**REQUIRED TASK:**
Using the data beneath, show every line that includes the word "Speed".

##############################

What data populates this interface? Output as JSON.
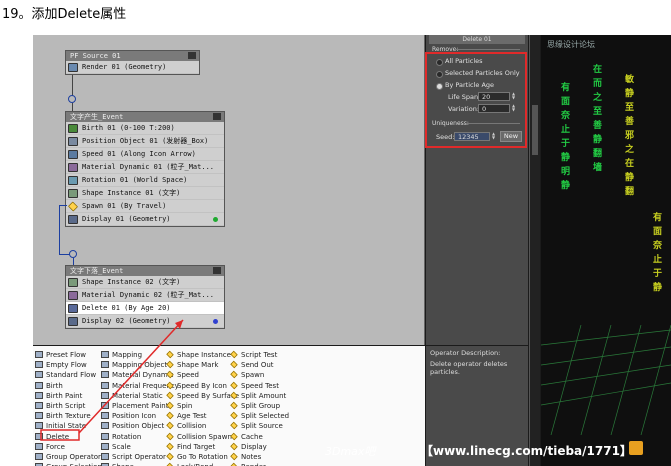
{
  "heading": "19。添加Delete属性",
  "particle_view": {
    "render_event": {
      "title": "PF Source 01",
      "ops": [
        "Render 01 (Geometry)"
      ]
    },
    "event1": {
      "title": "文字产生_Event",
      "ops": [
        "Birth 01 (0-100 T:200)",
        "Position Object 01 (发射器_Box)",
        "Speed 01 (Along Icon Arrow)",
        "Material Dynamic 01 (粒子_Mat...",
        "Rotation 01 (World Space)",
        "Shape Instance 01 (文字)",
        "Spawn 01 (By Travel)",
        "Display 01 (Geometry)"
      ]
    },
    "event2": {
      "title": "文字下落_Event",
      "ops": [
        "Shape Instance 02 (文字)",
        "Material Dynamic 02 (粒子_Mat...",
        "Delete 01 (By Age 20)",
        "Display 02 (Geometry)"
      ]
    }
  },
  "depot": {
    "col1": [
      "Preset Flow",
      "Empty Flow",
      "Standard Flow",
      "Birth",
      "Birth Paint",
      "Birth Script",
      "Birth Texture",
      "Initial State",
      "Delete",
      "Force",
      "Group Operator",
      "Group Selection"
    ],
    "col2": [
      "Mapping",
      "Mapping Object",
      "Material Dynamic",
      "Material Frequency",
      "Material Static",
      "Placement Paint",
      "Position Icon",
      "Position Object",
      "Rotation",
      "Scale",
      "Script Operator",
      "Shape"
    ],
    "col3": [
      "Shape Instance",
      "Shape Mark",
      "Speed",
      "Speed By Icon",
      "Speed By Surface",
      "Spin",
      "Age Test",
      "Collision",
      "Collision Spawn",
      "Find Target",
      "Go To Rotation",
      "Lock/Bond"
    ],
    "col4": [
      "Script Test",
      "Send Out",
      "Spawn",
      "Speed Test",
      "Split Amount",
      "Split Group",
      "Split Selected",
      "Split Source",
      "Cache",
      "Display",
      "Notes",
      "Render"
    ]
  },
  "params": {
    "title": "Delete 01",
    "remove_label": "Remove:",
    "all_particles": "All Particles",
    "selected_only": "Selected Particles Only",
    "by_age": "By Particle Age",
    "life_span_label": "Life Span:",
    "life_span_value": "20",
    "variation_label": "Variation:",
    "variation_value": "0",
    "uniqueness_label": "Uniqueness:",
    "seed_label": "Seed:",
    "seed_value": "12345",
    "new_button": "New"
  },
  "description": {
    "label": "Operator Description:",
    "text": "Delete operator deletes particles."
  },
  "viewport": {
    "title": "思缘设计论坛",
    "chars": [
      "有",
      "面",
      "奈",
      "止",
      "于",
      "静",
      "明",
      "静",
      "在",
      "而",
      "之",
      "至",
      "善",
      "静",
      "翻",
      "墙",
      "敏",
      "静",
      "至",
      "善",
      "邪",
      "之",
      "在",
      "静",
      "翻"
    ]
  },
  "footer": {
    "watermark": "3Dmax吧",
    "url": "【www.linecg.com/tieba/1771】"
  },
  "colors": {
    "red_highlight": "#e02a2a",
    "wire_blue": "#1c3fa0",
    "text_green": "#22cc44"
  }
}
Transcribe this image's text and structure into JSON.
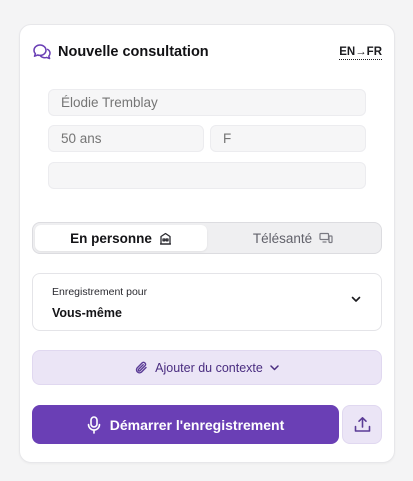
{
  "header": {
    "title": "Nouvelle consultation",
    "lang_toggle": "EN→FR",
    "icon": "chat-bubbles-icon"
  },
  "patient": {
    "name_placeholder": "Élodie Tremblay",
    "age_placeholder": "50 ans",
    "sex_placeholder": "F",
    "extra_value": ""
  },
  "mode": {
    "options": [
      {
        "label": "En personne",
        "icon": "building-icon",
        "selected": true
      },
      {
        "label": "Télésanté",
        "icon": "devices-icon",
        "selected": false
      }
    ]
  },
  "recording_for": {
    "label": "Enregistrement pour",
    "value": "Vous-même",
    "icon": "chevron-down-icon"
  },
  "context": {
    "label": "Ajouter du contexte",
    "icon": "paperclip-icon",
    "chevron": "chevron-down-icon"
  },
  "actions": {
    "record_label": "Démarrer l'enregistrement",
    "record_icon": "microphone-icon",
    "upload_icon": "upload-icon"
  },
  "colors": {
    "accent": "#6a3fb5",
    "accent_soft": "#ebe5f6",
    "accent_text": "#4a2d80"
  }
}
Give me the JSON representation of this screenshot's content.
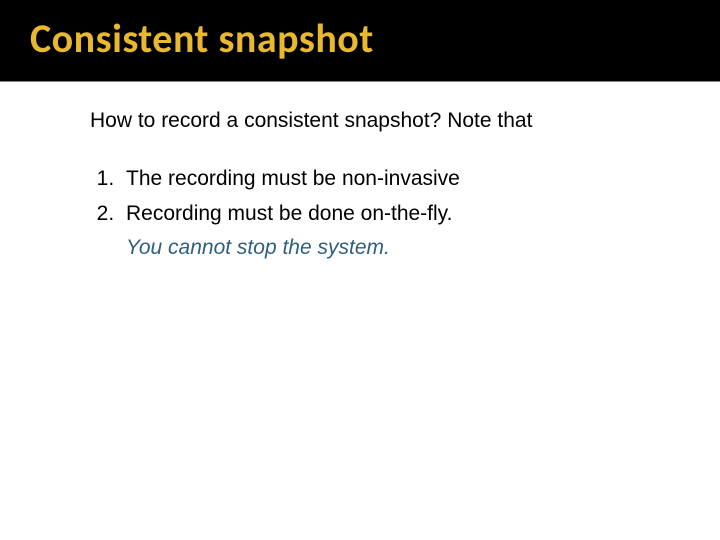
{
  "title": "Consistent snapshot",
  "intro": "How to record a consistent snapshot? Note that",
  "points": {
    "item1_prefix": "The recording must be ",
    "item1_strong": "non-invasive",
    "item2": "Recording must be done on-the-fly."
  },
  "emphasis": "You cannot stop the system."
}
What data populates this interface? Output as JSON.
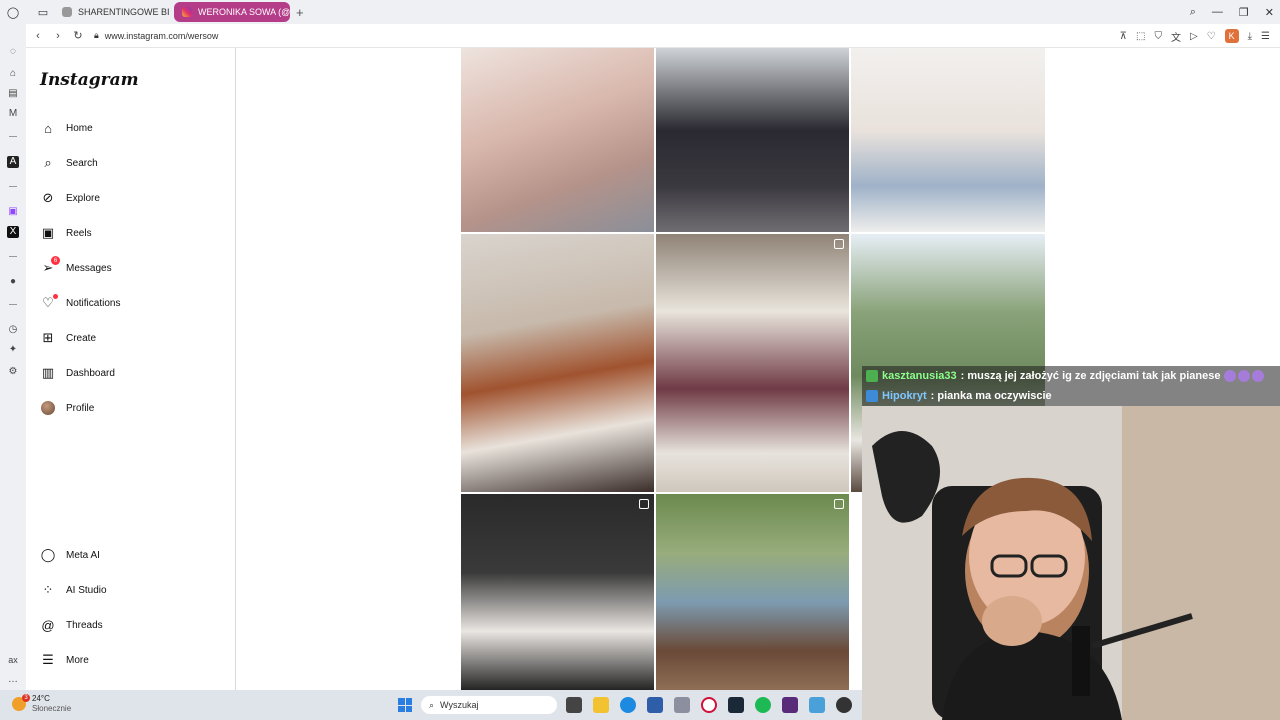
{
  "browser": {
    "tabs": [
      {
        "label": "SHARENTINGOWE BINGO",
        "active": false
      },
      {
        "label": "WERONIKA SOWA (@wersow)",
        "active": true
      }
    ],
    "url": "www.instagram.com/wersow",
    "profile_initial": "K",
    "accent_color": "#b43c89"
  },
  "instagram": {
    "logo": "Instagram",
    "nav": [
      {
        "label": "Home",
        "icon": "home-icon"
      },
      {
        "label": "Search",
        "icon": "search-icon"
      },
      {
        "label": "Explore",
        "icon": "compass-icon"
      },
      {
        "label": "Reels",
        "icon": "reels-icon"
      },
      {
        "label": "Messages",
        "icon": "messenger-icon",
        "badge": "6"
      },
      {
        "label": "Notifications",
        "icon": "heart-icon"
      },
      {
        "label": "Create",
        "icon": "plus-square-icon"
      },
      {
        "label": "Dashboard",
        "icon": "chart-icon"
      },
      {
        "label": "Profile",
        "icon": "avatar-icon"
      }
    ],
    "bottom_nav": [
      {
        "label": "Meta AI",
        "icon": "meta-ai-icon"
      },
      {
        "label": "AI Studio",
        "icon": "ai-studio-icon"
      },
      {
        "label": "Threads",
        "icon": "threads-icon"
      },
      {
        "label": "More",
        "icon": "hamburger-icon"
      }
    ]
  },
  "stream_chat": [
    {
      "user": "kasztanusia33",
      "message": ": muszą jej założyć ig ze zdjęciami tak jak pianese"
    },
    {
      "user": "Hipokryt",
      "message": ": pianka ma oczywiscie"
    }
  ],
  "taskbar": {
    "weather_badge": "3",
    "temperature": "24°C",
    "weather_desc": "Słonecznie",
    "search_placeholder": "Wyszukaj"
  }
}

##############################

**RESULT OF THIS EXERCISE:**
        "Speed 01 (Along Icon Arrow)",
      "Speed",
      "Speed By Icon",
      "Speed By Surface",
      "Speed Test",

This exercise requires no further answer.